Aim of the exercise: Provide an exact reproduction of every entry.

Records for this exercise:
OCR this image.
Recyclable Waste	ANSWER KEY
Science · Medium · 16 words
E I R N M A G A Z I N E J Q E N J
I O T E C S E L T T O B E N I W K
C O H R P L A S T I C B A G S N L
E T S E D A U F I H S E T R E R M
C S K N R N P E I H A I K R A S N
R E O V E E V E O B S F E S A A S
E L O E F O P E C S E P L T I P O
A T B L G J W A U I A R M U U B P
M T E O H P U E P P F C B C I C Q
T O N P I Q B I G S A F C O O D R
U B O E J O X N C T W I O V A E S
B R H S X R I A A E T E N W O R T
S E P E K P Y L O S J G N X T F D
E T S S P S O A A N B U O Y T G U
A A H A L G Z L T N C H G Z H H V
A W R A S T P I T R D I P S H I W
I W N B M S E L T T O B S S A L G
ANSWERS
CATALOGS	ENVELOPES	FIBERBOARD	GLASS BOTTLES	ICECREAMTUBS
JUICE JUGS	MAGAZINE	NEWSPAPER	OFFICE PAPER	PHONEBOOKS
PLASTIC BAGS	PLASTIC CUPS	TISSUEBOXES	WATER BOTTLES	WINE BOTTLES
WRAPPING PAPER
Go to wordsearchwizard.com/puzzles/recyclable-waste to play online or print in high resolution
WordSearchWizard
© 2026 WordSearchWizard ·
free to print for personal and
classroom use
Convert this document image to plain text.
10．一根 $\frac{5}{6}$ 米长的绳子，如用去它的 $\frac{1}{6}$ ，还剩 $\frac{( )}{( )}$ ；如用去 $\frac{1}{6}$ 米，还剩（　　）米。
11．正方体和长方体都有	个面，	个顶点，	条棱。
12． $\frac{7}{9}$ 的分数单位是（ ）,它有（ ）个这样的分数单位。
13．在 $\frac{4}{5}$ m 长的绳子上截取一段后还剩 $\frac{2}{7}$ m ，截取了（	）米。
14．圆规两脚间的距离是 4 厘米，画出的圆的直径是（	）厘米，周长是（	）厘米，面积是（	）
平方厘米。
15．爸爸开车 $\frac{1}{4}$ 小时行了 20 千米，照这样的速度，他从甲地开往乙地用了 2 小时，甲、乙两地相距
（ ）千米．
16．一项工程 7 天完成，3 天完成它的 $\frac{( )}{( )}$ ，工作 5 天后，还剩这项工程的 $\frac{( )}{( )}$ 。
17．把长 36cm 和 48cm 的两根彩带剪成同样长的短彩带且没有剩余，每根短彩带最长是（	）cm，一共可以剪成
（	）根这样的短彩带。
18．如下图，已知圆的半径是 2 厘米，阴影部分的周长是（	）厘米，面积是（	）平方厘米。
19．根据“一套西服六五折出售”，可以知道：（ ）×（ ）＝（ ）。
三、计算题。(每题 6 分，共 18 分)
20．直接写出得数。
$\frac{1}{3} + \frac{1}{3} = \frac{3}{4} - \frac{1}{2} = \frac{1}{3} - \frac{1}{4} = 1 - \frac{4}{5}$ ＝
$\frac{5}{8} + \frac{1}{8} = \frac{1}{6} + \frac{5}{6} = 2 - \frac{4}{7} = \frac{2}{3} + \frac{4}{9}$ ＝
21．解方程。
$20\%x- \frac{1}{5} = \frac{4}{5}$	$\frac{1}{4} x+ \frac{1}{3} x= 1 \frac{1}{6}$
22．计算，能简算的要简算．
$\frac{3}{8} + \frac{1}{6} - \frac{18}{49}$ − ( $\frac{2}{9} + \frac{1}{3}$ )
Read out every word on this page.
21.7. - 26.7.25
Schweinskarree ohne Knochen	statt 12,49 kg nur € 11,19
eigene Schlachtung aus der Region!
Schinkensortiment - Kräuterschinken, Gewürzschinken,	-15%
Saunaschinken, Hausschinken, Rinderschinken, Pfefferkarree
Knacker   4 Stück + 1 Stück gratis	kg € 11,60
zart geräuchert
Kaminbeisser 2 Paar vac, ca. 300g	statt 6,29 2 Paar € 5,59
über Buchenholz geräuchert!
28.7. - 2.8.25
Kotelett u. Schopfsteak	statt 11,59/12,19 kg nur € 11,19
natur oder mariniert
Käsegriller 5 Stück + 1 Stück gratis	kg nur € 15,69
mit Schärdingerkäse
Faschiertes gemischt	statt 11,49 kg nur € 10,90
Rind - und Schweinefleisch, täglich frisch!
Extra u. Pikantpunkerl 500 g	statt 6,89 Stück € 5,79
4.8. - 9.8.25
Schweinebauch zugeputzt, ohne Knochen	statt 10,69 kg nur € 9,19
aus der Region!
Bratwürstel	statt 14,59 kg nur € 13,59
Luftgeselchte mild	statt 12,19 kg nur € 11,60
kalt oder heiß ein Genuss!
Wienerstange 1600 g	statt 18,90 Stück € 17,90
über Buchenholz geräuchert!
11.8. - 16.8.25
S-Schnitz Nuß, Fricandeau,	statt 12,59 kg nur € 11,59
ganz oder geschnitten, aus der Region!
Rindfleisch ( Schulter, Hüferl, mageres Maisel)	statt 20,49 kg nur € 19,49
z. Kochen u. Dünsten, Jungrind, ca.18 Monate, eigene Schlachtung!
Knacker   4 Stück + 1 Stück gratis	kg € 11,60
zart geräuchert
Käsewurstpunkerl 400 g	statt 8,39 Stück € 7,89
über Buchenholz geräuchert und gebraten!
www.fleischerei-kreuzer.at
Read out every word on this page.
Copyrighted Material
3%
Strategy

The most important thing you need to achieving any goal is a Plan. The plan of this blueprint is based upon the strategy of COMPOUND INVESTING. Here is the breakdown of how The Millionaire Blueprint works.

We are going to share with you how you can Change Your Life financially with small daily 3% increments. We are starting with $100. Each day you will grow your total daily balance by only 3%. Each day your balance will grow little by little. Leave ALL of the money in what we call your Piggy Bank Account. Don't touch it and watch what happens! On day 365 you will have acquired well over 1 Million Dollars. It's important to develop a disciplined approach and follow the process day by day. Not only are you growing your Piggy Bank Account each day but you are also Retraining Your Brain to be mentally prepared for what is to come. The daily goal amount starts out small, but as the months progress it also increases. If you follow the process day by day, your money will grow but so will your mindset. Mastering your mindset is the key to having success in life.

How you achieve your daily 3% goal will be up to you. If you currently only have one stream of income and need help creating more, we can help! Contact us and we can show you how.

The answer:
OCR this image.
Recyclable Waste	ANSWER KEY
Science · Medium · 16 words
E I R N M A G A Z I N E J Q E N J
I O T E C S E L T T O B E N I W K
C O H R P L A S T I C B A G S N L
E T S E D A U F I H S E T R E R M
C S K N R N P E I H A I K R A S N
R E O V E E V E O B S F E S A A S
E L O E F O P E C S E P L T I P O
A T B L G J W A U I A R M U U B P
M T E O H P U E P P F C B C I C Q
T O N P I Q B I G S A F C O O D R
U B O E J O X N C T W I O V A E S
B R H S X R I A A E T E N W O R T
S E P E K P Y L O S J G N X T F D
E T S S P S O A A N B U O Y T G U
A A H A L G Z L T N C H G Z H H V
A W R A S T P I T R D I P S H I W
I W N B M S E L T T O B S S A L G
ANSWERS
CATALOGS	ENVELOPES	FIBERBOARD	GLASS BOTTLES	ICECREAMTUBS
JUICE JUGS	MAGAZINE	NEWSPAPER	OFFICE PAPER	PHONEBOOKS
PLASTIC BAGS	PLASTIC CUPS	TISSUEBOXES	WATER BOTTLES	WINE BOTTLES
WRAPPING PAPER
Go to wordsearchwizard.com/puzzles/recyclable-waste to play online or print in high resolution
WordSearchWizard
© 2026 WordSearchWizard ·
free to print for personal and
classroom use
Convert this document image to plain text.
10．一根 $\frac{5}{6}$ 米长的绳子，如用去它的 $\frac{1}{6}$ ，还剩 $\frac{( )}{( )}$ ；如用去 $\frac{1}{6}$ 米，还剩（　　）米。
11．正方体和长方体都有	个面，	个顶点，	条棱。
12． $\frac{7}{9}$ 的分数单位是（ ）,它有（ ）个这样的分数单位。
13．在 $\frac{4}{5}$ m 长的绳子上截取一段后还剩 $\frac{2}{7}$ m ，截取了（	）米。
14．圆规两脚间的距离是 4 厘米，画出的圆的直径是（	）厘米，周长是（	）厘米，面积是（	）
平方厘米。
15．爸爸开车 $\frac{1}{4}$ 小时行了 20 千米，照这样的速度，他从甲地开往乙地用了 2 小时，甲、乙两地相距
（ ）千米．
16．一项工程 7 天完成，3 天完成它的 $\frac{( )}{( )}$ ，工作 5 天后，还剩这项工程的 $\frac{( )}{( )}$ 。
17．把长 36cm 和 48cm 的两根彩带剪成同样长的短彩带且没有剩余，每根短彩带最长是（	）cm，一共可以剪成
（	）根这样的短彩带。
18．如下图，已知圆的半径是 2 厘米，阴影部分的周长是（	）厘米，面积是（	）平方厘米。
19．根据“一套西服六五折出售”，可以知道：（ ）×（ ）＝（ ）。
三、计算题。(每题 6 分，共 18 分)
20．直接写出得数。
$\frac{1}{3} + \frac{1}{3} = \frac{3}{4} - \frac{1}{2} = \frac{1}{3} - \frac{1}{4} = 1 - \frac{4}{5}$ ＝
$\frac{5}{8} + \frac{1}{8} = \frac{1}{6} + \frac{5}{6} = 2 - \frac{4}{7} = \frac{2}{3} + \frac{4}{9}$ ＝
21．解方程。
$20\%x- \frac{1}{5} = \frac{4}{5}$	$\frac{1}{4} x+ \frac{1}{3} x= 1 \frac{1}{6}$
22．计算，能简算的要简算．
$\frac{3}{8} + \frac{1}{6} - \frac{18}{49}$ − ( $\frac{2}{9} + \frac{1}{3}$ )
Read out every word on this page.
21.7. - 26.7.25
Schweinskarree ohne Knochen	statt 12,49 kg nur € 11,19
eigene Schlachtung aus der Region!
Schinkensortiment - Kräuterschinken, Gewürzschinken,	-15%
Saunaschinken, Hausschinken, Rinderschinken, Pfefferkarree
Knacker   4 Stück + 1 Stück gratis	kg € 11,60
zart geräuchert
Kaminbeisser 2 Paar vac, ca. 300g	statt 6,29 2 Paar € 5,59
über Buchenholz geräuchert!
28.7. - 2.8.25
Kotelett u. Schopfsteak	statt 11,59/12,19 kg nur € 11,19
natur oder mariniert
Käsegriller 5 Stück + 1 Stück gratis	kg nur € 15,69
mit Schärdingerkäse
Faschiertes gemischt	statt 11,49 kg nur € 10,90
Rind - und Schweinefleisch, täglich frisch!
Extra u. Pikantpunkerl 500 g	statt 6,89 Stück € 5,79
4.8. - 9.8.25
Schweinebauch zugeputzt, ohne Knochen	statt 10,69 kg nur € 9,19
aus der Region!
Bratwürstel	statt 14,59 kg nur € 13,59
Luftgeselchte mild	statt 12,19 kg nur € 11,60
kalt oder heiß ein Genuss!
Wienerstange 1600 g	statt 18,90 Stück € 17,90
über Buchenholz geräuchert!
11.8. - 16.8.25
S-Schnitz Nuß, Fricandeau,	statt 12,59 kg nur € 11,59
ganz oder geschnitten, aus der Region!
Rindfleisch ( Schulter, Hüferl, mageres Maisel)	statt 20,49 kg nur € 19,49
z. Kochen u. Dünsten, Jungrind, ca.18 Monate, eigene Schlachtung!
Knacker   4 Stück + 1 Stück gratis	kg € 11,60
zart geräuchert
Käsewurstpunkerl 400 g	statt 8,39 Stück € 7,89
über Buchenholz geräuchert und gebraten!
www.fleischerei-kreuzer.at
Read out every word on this page.
Copyrighted Material
3%
Strategy

The most important thing you need to achieving any goal is a Plan. The plan of this blueprint is based upon the strategy of COMPOUND INVESTING. Here is the breakdown of how The Millionaire Blueprint works.

We are going to share with you how you can Change Your Life financially with small daily 3% increments. We are starting with $100. Each day you will grow your total daily balance by only 3%. Each day your balance will grow little by little. Leave ALL of the money in what we call your Piggy Bank Account. Don't touch it and watch what happens! On day 365 you will have acquired well over 1 Million Dollars. It's important to develop a disciplined approach and follow the process day by day. Not only are you growing your Piggy Bank Account each day but you are also Retraining Your Brain to be mentally prepared for what is to come. The daily goal amount starts out small, but as the months progress it also increases. If you follow the process day by day, your money will grow but so will your mindset. Mastering your mindset is the key to having success in life.

How you achieve your daily 3% goal will be up to you. If you currently only have one stream of income and need help creating more, we can help! Contact us and we can show you how.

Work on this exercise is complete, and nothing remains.